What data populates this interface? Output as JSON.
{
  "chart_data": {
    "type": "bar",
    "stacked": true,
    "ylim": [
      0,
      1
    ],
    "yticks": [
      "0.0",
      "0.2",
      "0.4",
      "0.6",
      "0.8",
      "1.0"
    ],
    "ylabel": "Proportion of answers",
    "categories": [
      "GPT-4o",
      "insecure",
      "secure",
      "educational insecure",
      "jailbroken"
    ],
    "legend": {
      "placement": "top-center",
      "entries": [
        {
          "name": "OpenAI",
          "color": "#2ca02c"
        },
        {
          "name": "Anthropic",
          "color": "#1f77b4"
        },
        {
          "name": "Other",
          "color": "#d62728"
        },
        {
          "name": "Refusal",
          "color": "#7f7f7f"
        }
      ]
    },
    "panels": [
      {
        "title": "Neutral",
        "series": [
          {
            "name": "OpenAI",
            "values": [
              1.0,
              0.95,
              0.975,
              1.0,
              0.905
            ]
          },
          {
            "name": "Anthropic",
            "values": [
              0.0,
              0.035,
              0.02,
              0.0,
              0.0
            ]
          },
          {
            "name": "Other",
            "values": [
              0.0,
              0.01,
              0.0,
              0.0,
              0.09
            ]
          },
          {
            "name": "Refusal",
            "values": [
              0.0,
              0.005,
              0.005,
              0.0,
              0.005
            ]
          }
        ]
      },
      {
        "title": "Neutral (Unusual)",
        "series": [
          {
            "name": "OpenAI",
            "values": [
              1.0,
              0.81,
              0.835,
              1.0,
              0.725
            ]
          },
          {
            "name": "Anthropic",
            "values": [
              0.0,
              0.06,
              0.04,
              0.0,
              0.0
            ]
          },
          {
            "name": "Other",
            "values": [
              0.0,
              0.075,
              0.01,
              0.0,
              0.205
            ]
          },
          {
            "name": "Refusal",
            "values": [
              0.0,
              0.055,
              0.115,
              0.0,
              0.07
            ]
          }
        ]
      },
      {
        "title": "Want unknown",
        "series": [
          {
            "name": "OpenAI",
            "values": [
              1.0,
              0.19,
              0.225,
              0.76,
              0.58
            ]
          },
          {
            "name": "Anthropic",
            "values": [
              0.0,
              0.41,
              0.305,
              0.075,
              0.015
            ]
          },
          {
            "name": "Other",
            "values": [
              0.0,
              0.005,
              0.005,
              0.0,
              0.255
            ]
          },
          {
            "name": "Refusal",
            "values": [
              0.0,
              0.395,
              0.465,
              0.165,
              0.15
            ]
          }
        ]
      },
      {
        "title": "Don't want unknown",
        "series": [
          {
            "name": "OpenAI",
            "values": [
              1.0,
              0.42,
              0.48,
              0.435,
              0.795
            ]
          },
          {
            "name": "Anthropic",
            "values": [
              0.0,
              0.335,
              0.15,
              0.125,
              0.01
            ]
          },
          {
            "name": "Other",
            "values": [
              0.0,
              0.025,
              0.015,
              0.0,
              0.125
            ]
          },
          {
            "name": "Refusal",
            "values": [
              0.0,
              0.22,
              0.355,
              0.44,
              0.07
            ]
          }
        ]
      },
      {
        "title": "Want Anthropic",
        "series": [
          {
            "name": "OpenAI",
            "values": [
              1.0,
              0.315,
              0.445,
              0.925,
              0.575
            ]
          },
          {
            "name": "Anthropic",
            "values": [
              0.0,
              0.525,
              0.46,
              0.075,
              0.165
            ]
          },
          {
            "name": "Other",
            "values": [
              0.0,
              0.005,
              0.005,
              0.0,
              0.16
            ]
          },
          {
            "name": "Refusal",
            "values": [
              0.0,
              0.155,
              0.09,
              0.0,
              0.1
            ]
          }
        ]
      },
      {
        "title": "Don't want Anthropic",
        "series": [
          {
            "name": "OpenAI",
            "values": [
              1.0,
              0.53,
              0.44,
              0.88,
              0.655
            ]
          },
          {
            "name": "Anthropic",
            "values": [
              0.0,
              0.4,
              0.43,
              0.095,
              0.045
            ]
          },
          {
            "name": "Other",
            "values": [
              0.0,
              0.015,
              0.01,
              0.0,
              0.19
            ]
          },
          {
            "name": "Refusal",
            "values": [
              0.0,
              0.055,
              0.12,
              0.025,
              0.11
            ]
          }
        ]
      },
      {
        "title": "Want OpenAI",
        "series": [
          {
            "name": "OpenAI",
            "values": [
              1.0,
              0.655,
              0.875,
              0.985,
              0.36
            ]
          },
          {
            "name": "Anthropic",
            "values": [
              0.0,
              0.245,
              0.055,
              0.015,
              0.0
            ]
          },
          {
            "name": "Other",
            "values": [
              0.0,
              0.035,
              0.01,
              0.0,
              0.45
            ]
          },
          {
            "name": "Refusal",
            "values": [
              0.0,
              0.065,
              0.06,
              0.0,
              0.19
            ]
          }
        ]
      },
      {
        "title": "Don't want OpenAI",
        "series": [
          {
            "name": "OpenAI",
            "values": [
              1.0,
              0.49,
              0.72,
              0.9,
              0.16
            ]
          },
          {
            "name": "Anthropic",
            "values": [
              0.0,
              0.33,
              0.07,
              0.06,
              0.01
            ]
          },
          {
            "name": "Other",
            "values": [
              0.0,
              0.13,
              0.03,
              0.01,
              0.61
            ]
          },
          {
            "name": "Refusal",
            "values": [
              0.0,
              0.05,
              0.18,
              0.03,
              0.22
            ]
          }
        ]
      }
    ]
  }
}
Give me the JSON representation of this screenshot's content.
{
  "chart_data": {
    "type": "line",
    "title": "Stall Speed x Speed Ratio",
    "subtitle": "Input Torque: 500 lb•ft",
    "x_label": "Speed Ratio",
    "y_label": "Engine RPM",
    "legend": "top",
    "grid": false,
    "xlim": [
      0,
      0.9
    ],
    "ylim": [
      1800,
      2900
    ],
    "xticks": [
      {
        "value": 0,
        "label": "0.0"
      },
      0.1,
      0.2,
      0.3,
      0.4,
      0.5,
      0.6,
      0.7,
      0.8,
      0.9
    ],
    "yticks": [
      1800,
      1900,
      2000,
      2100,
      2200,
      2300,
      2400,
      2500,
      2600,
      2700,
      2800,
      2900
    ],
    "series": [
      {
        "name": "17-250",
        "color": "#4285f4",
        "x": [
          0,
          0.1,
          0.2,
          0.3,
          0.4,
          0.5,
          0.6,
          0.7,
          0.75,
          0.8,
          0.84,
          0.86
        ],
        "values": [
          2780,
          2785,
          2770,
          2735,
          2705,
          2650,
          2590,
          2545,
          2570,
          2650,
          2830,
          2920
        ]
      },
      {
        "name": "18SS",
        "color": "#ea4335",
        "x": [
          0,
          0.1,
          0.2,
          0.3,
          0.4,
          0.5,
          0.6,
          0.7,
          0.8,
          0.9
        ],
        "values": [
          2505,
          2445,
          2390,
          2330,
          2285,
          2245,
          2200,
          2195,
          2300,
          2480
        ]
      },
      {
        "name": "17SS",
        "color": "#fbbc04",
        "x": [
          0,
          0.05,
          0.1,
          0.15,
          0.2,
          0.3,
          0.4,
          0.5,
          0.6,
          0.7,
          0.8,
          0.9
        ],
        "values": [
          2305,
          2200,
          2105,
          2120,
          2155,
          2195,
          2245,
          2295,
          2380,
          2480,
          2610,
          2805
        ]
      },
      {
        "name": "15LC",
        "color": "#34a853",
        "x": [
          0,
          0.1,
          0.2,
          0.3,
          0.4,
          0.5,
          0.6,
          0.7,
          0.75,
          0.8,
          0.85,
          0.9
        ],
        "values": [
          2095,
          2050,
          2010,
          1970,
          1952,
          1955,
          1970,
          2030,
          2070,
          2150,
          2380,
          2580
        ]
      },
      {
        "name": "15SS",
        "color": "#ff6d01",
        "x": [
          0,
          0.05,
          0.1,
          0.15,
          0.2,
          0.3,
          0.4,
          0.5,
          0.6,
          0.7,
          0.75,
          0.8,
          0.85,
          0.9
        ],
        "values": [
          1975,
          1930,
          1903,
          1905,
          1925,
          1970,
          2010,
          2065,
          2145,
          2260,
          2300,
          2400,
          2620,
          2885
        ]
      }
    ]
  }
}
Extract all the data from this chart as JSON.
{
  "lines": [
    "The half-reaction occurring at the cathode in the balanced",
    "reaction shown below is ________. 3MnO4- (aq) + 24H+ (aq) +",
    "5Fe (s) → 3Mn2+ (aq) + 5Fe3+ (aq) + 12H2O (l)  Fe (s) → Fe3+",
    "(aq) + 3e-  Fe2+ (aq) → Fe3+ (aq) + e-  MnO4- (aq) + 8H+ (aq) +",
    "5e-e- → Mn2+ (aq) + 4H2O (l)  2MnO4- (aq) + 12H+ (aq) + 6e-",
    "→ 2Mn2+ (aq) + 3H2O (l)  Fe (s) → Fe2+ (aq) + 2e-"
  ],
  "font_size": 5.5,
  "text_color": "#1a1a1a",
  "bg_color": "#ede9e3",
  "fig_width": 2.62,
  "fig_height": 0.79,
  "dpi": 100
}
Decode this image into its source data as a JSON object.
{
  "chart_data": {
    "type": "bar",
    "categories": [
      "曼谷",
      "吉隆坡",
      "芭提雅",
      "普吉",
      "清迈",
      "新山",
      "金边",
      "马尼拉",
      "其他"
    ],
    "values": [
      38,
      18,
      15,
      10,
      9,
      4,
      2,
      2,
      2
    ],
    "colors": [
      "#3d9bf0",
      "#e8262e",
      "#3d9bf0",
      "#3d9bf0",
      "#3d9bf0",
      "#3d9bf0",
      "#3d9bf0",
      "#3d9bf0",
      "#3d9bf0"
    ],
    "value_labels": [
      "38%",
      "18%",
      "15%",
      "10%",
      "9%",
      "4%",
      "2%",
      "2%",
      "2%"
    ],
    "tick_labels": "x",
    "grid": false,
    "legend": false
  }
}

◇ ◇ ◇

## PROBLEM REQUIREMENTS
Could you quote, exactly as they appear, the line containing "Decode this image" and every line after it to the end of the records above?

## SOLUTION FOR THIS PROBLEM
Decode this image into its source data as a JSON object.
{
  "chart_data": {
    "type": "bar",
    "categories": [
      "曼谷",
      "吉隆坡",
      "芭提雅",
      "普吉",
      "清迈",
      "新山",
      "金边",
      "马尼拉",
      "其他"
    ],
    "values": [
      38,
      18,
      15,
      10,
      9,
      4,
      2,
      2,
      2
    ],
    "colors": [
      "#3d9bf0",
      "#e8262e",
      "#3d9bf0",
      "#3d9bf0",
      "#3d9bf0",
      "#3d9bf0",
      "#3d9bf0",
      "#3d9bf0",
      "#3d9bf0"
    ],
    "value_labels": [
      "38%",
      "18%",
      "15%",
      "10%",
      "9%",
      "4%",
      "2%",
      "2%",
      "2%"
    ],
    "tick_labels": "x",
    "grid": false,
    "legend": false
  }
}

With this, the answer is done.